┌─ EXTRACTED DATA
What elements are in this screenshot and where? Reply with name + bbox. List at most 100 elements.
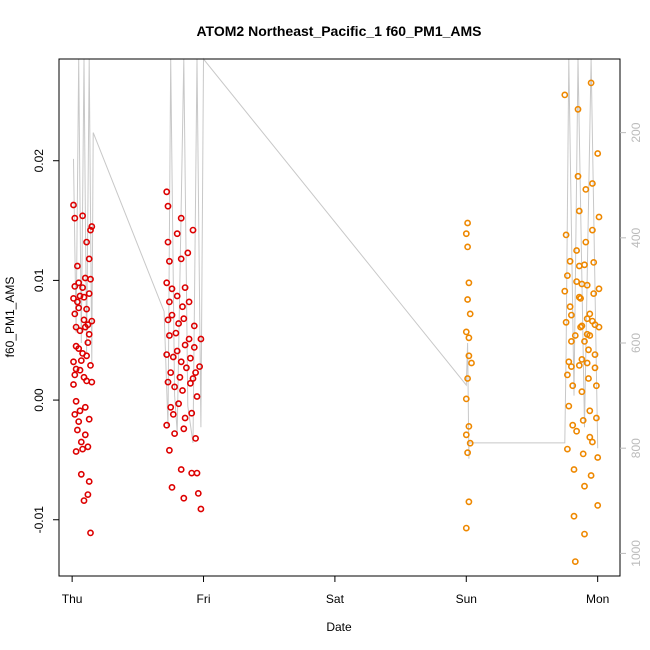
data-point-orange (585, 346, 592, 354)
data-point-orange (561, 91, 569, 99)
data-point-red (88, 317, 96, 325)
data-point-red (83, 305, 90, 313)
data-point-red (71, 371, 79, 379)
x-tick-label: Sat (326, 592, 345, 606)
data-point-red (181, 414, 189, 422)
data-point-orange (581, 337, 588, 345)
data-point-orange (571, 332, 579, 339)
data-point-red (77, 470, 85, 478)
data-point-red (70, 201, 77, 209)
data-point-orange (464, 375, 471, 382)
data-point-red (171, 383, 178, 391)
data-point-red (79, 284, 86, 291)
data-point-orange (582, 185, 590, 193)
data-point-orange (571, 558, 579, 565)
data-point-orange (589, 226, 596, 234)
data-point-red (168, 483, 176, 491)
data-point-red (80, 316, 88, 324)
data-point-red (182, 364, 190, 372)
data-point-red (173, 347, 181, 355)
data-point-red (84, 339, 92, 346)
data-point-red (190, 343, 198, 351)
data-point-orange (575, 361, 583, 369)
data-point-orange (565, 358, 573, 366)
data-point-orange (590, 258, 598, 266)
data-point-red (164, 316, 172, 324)
data-point-red (167, 403, 175, 411)
data-point-red (70, 358, 77, 366)
data-point-red (165, 332, 173, 339)
data-point-red (81, 274, 89, 282)
plot-frame (58, 58, 621, 577)
data-point-red (84, 491, 92, 498)
y2-tick-label: 800 (629, 438, 643, 458)
y2-tick-label: 600 (629, 333, 643, 353)
data-point-orange (581, 530, 588, 538)
data-point-red (168, 311, 176, 319)
data-point-red (71, 282, 79, 290)
data-point-orange (568, 311, 575, 319)
data-point-red (79, 445, 86, 453)
data-point-orange (573, 278, 580, 285)
data-point-orange (578, 280, 586, 288)
data-point-orange (564, 371, 571, 379)
data-point-red (75, 304, 83, 312)
data-point-red (74, 262, 81, 270)
data-point-orange (561, 287, 569, 295)
data-point-red (76, 292, 84, 300)
x-axis: Thu Fri Sat Sun Mon (62, 576, 609, 606)
data-point-red (179, 303, 186, 311)
data-point-red (164, 202, 172, 210)
data-point-orange (591, 364, 599, 372)
data-point-orange (462, 395, 470, 403)
data-point-red (192, 434, 199, 442)
data-point-orange (574, 172, 582, 180)
data-point-orange (583, 315, 591, 323)
data-point-orange (464, 296, 471, 303)
x-tick-label: Sun (456, 592, 477, 606)
x-tick-label: Mon (586, 592, 609, 606)
data-point-red (81, 431, 89, 439)
data-point-orange (587, 472, 595, 479)
data-point-red (180, 425, 188, 433)
data-point-red (167, 369, 175, 376)
data-point-red (83, 352, 90, 360)
data-point-red (194, 489, 202, 497)
data-point-red (165, 446, 173, 454)
data-point-red (71, 410, 79, 418)
data-point-red (72, 365, 80, 373)
data-point-red (189, 375, 197, 382)
data-point-red (175, 400, 182, 408)
data-point-red (193, 393, 201, 400)
data-point-orange (595, 213, 603, 221)
data-point-red (177, 466, 185, 473)
data-point-red (76, 366, 84, 374)
data-point-red (186, 379, 194, 387)
data-point-orange (565, 402, 573, 410)
data-point-red (84, 443, 92, 451)
data-point-red (163, 279, 171, 287)
data-point-red (186, 354, 194, 362)
data-point-orange (568, 337, 575, 345)
data-point-orange (586, 407, 594, 415)
data-point-red (71, 214, 79, 222)
data-point-red (180, 315, 188, 323)
data-point-orange (575, 207, 583, 215)
secondary-y-axis: 200 400 600 800 1000 (620, 122, 643, 567)
data-point-orange (589, 317, 596, 325)
data-point-red (164, 238, 172, 246)
data-point-red (177, 255, 185, 263)
data-point-red (190, 322, 198, 330)
data-point-orange (593, 414, 600, 422)
data-point-red (172, 329, 180, 337)
data-point-orange (569, 382, 577, 390)
data-point-orange (464, 219, 471, 227)
data-point-red (180, 494, 188, 502)
data-point-orange (462, 431, 470, 439)
y-axis: -0.01 0.00 0.01 0.02 (32, 149, 59, 533)
data-point-red (197, 505, 205, 513)
data-point-orange (585, 375, 592, 382)
x-tick-label: Thu (62, 592, 83, 606)
data-point-red (87, 529, 94, 537)
data-point-red (173, 230, 181, 238)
└─
Reproduce every line of the listing above character for character, but leave the pictures out.

What elements are in this screenshot and where? Reply with name + bbox. List at most 100 elements.
data-point-orange (585, 346, 592, 354)
data-point-orange (561, 91, 569, 99)
data-point-red (88, 317, 96, 325)
data-point-red (83, 305, 90, 313)
data-point-red (71, 371, 79, 379)
x-tick-label: Sat (326, 592, 345, 606)
data-point-red (181, 414, 189, 422)
data-point-orange (581, 337, 588, 345)
data-point-orange (571, 332, 579, 339)
data-point-red (77, 470, 85, 478)
data-point-red (70, 201, 77, 209)
data-point-orange (464, 375, 471, 382)
data-point-red (171, 383, 178, 391)
data-point-red (79, 284, 86, 291)
data-point-orange (582, 185, 590, 193)
data-point-orange (571, 558, 579, 565)
data-point-orange (589, 226, 596, 234)
data-point-red (168, 483, 176, 491)
data-point-red (80, 316, 88, 324)
data-point-red (182, 364, 190, 372)
data-point-red (173, 347, 181, 355)
data-point-red (84, 339, 92, 346)
data-point-red (190, 343, 198, 351)
data-point-orange (575, 361, 583, 369)
data-point-orange (565, 358, 573, 366)
data-point-orange (590, 258, 598, 266)
data-point-red (164, 316, 172, 324)
data-point-red (167, 403, 175, 411)
data-point-red (70, 358, 77, 366)
data-point-red (165, 332, 173, 339)
data-point-red (81, 274, 89, 282)
plot-frame (58, 58, 621, 577)
data-point-red (84, 491, 92, 498)
y2-tick-label: 800 (629, 438, 643, 458)
y2-tick-label: 600 (629, 333, 643, 353)
data-point-orange (581, 530, 588, 538)
data-point-red (168, 311, 176, 319)
data-point-red (71, 282, 79, 290)
data-point-orange (568, 311, 575, 319)
data-point-red (79, 445, 86, 453)
data-point-orange (573, 278, 580, 285)
data-point-orange (578, 280, 586, 288)
data-point-orange (564, 371, 571, 379)
data-point-red (75, 304, 83, 312)
data-point-red (74, 262, 81, 270)
data-point-orange (561, 287, 569, 295)
data-point-red (76, 292, 84, 300)
x-axis: Thu Fri Sat Sun Mon (62, 576, 609, 606)
data-point-red (179, 303, 186, 311)
data-point-red (164, 202, 172, 210)
data-point-orange (591, 364, 599, 372)
data-point-orange (462, 395, 470, 403)
data-point-red (192, 434, 199, 442)
data-point-orange (574, 172, 582, 180)
data-point-orange (583, 315, 591, 323)
data-point-orange (464, 296, 471, 303)
x-tick-label: Sun (456, 592, 477, 606)
x-tick-label: Mon (586, 592, 609, 606)
data-point-red (81, 431, 89, 439)
data-point-orange (587, 472, 595, 479)
data-point-red (180, 425, 188, 433)
data-point-red (167, 369, 175, 376)
data-point-red (83, 352, 90, 360)
data-point-red (194, 489, 202, 497)
data-point-red (165, 446, 173, 454)
data-point-red (71, 410, 79, 418)
data-point-red (72, 365, 80, 373)
data-point-red (189, 375, 197, 382)
data-point-red (175, 400, 182, 408)
data-point-red (193, 393, 201, 400)
data-point-orange (595, 213, 603, 221)
data-point-red (177, 466, 185, 473)
data-point-red (76, 366, 84, 374)
data-point-red (186, 379, 194, 387)
data-point-orange (565, 402, 573, 410)
data-point-red (84, 443, 92, 451)
data-point-red (163, 279, 171, 287)
data-point-red (186, 354, 194, 362)
data-point-orange (568, 337, 575, 345)
data-point-orange (586, 407, 594, 415)
data-point-red (71, 214, 79, 222)
data-point-red (180, 315, 188, 323)
data-point-orange (575, 207, 583, 215)
secondary-y-axis: 200 400 600 800 1000 (620, 122, 643, 567)
data-point-orange (589, 317, 596, 325)
data-point-red (164, 238, 172, 246)
data-point-red (177, 255, 185, 263)
data-point-red (190, 322, 198, 330)
data-point-orange (593, 414, 600, 422)
data-point-red (172, 329, 180, 337)
data-point-orange (569, 382, 577, 390)
data-point-orange (464, 219, 471, 227)
data-point-red (180, 494, 188, 502)
data-point-orange (462, 431, 470, 439)
y-axis: -0.01 0.00 0.01 0.02 (32, 149, 59, 533)
data-point-red (197, 505, 205, 513)
data-point-orange (585, 375, 592, 382)
x-tick-label: Thu (62, 592, 83, 606)
data-point-red (87, 529, 94, 537)
data-point-red (173, 230, 181, 238)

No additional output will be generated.